» **Consignes**:
- A) Imprimez le passage de l'article sur les suicides sur les rails en Ile-de-France compris entre "Un exercice de" et "gare de Villeneuve-Saint-Georges.", bornes incluses.
- B) Répondez aux questions suivantes à partir de l'article sur les suicides sur les rails en Ile-de-France :
(i) Dans quelle commune l'exercice de simulation a-t-il été organisé ?
(ii) Combien de personnes ont été heurtées par un train l'an dernier en région parisienne ?
(iii) Avec quel train la collision mortelle a-t-elle été simulée ?

» **Texte de la page**:
__________

Transports

Un suicide tous les 4 jours sur les rails en Ile-de-France

Par Nicolas Olivier, France Bleu Paris Région vendredi 7 octobre 2016 à 11:27 Mis à jour le vendredi 7 octobre 2016 à 11:30

Des pompiers interviennent auprès de la fausse victime d'une collision, le 6 octobre à hauteur de la gare de triage de Villeneuve-Saint-Georges.
Des pompiers interviennent auprès de la fausse victime d'une collision, le 6 octobre à hauteur de la gare de triage de Villeneuve-Saint-Georges. © Radio France - Nicolas Olivier

Un exercice de simulation d'un "accident de personne" était organisé jeudi à Villeneuve-Saint-Georges (94). Objectif pour la SNCF : sensibiliser les différentes autorités et les voyageurs sur la gestion concrète de ces situations particulières.

Un choc brutal, à 130 km/h. Des centaines de voyageurs bloqués et impuissants. Le scénario est hélas banal : 92 personnes ont été heurtées par un train l'an dernier en région parisienne, et déjà 40 depuis le début de l'année. Ce sont essentiellement des suicides. Cette fois, la victime est un mannequin. Il s'agit d'un exercice simulant une collision mortelle avec un RER D près de la gare de Villeneuve-Saint-Georges.

__________

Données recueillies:

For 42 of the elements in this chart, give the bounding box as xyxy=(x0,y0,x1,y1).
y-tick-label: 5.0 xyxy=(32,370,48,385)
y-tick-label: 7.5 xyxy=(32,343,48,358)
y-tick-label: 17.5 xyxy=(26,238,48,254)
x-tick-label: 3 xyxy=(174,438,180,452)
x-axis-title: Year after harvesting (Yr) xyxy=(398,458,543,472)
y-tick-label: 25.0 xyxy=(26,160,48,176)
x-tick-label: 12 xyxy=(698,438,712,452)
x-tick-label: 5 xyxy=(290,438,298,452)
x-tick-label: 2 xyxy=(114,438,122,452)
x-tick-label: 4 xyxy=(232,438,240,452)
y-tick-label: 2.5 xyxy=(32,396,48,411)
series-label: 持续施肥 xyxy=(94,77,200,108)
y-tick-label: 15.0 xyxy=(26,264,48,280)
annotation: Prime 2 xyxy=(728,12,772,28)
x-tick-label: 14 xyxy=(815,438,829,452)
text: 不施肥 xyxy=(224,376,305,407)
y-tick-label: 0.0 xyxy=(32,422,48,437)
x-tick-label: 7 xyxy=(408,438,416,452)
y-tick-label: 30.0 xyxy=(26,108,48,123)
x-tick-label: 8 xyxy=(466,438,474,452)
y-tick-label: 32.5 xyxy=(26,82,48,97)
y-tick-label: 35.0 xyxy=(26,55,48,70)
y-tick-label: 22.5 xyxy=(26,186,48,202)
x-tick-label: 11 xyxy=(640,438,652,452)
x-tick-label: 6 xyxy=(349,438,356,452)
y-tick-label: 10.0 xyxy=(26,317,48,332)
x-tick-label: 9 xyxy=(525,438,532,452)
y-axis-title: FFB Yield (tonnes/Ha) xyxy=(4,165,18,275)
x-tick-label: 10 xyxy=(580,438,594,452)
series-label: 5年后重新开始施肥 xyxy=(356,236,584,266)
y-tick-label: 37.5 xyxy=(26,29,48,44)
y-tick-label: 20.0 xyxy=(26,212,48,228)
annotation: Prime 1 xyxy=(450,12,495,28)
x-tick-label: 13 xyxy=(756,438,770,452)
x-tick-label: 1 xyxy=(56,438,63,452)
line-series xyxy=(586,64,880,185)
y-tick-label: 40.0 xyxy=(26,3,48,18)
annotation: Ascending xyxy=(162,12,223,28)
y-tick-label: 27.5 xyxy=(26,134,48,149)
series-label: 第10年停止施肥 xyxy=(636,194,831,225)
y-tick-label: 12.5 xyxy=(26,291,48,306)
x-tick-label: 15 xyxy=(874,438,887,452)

__________

» **Réponses fournies**:
- A)
Un exercice de simulation d'un "accident de personne" était organisé jeudi à Villeneuve-Saint-Georges (94). Objectif pour la SNCF : sensibiliser les différentes autorités et les voyageurs sur la gestion concrète de ces situations particulières.

Un choc brutal, à 130 km/h. Des centaines de voyageurs bloqués et impuissants. Le scénario est hélas banal : 92 personnes ont été heurtées par un train l'an dernier en région parisienne, et déjà 40 depuis le début de l'année. Ce sont essentiellement des suicides. Cette fois, la victime est un mannequin. Il s'agit d'un exercice simulant une collision mortelle avec un RER D près de la gare de Villeneuve-Saint-Georges.

- B)
(i) À Villeneuve-Saint-Georges (94).
(ii) 92 personnes.
(iii) Avec un RER D.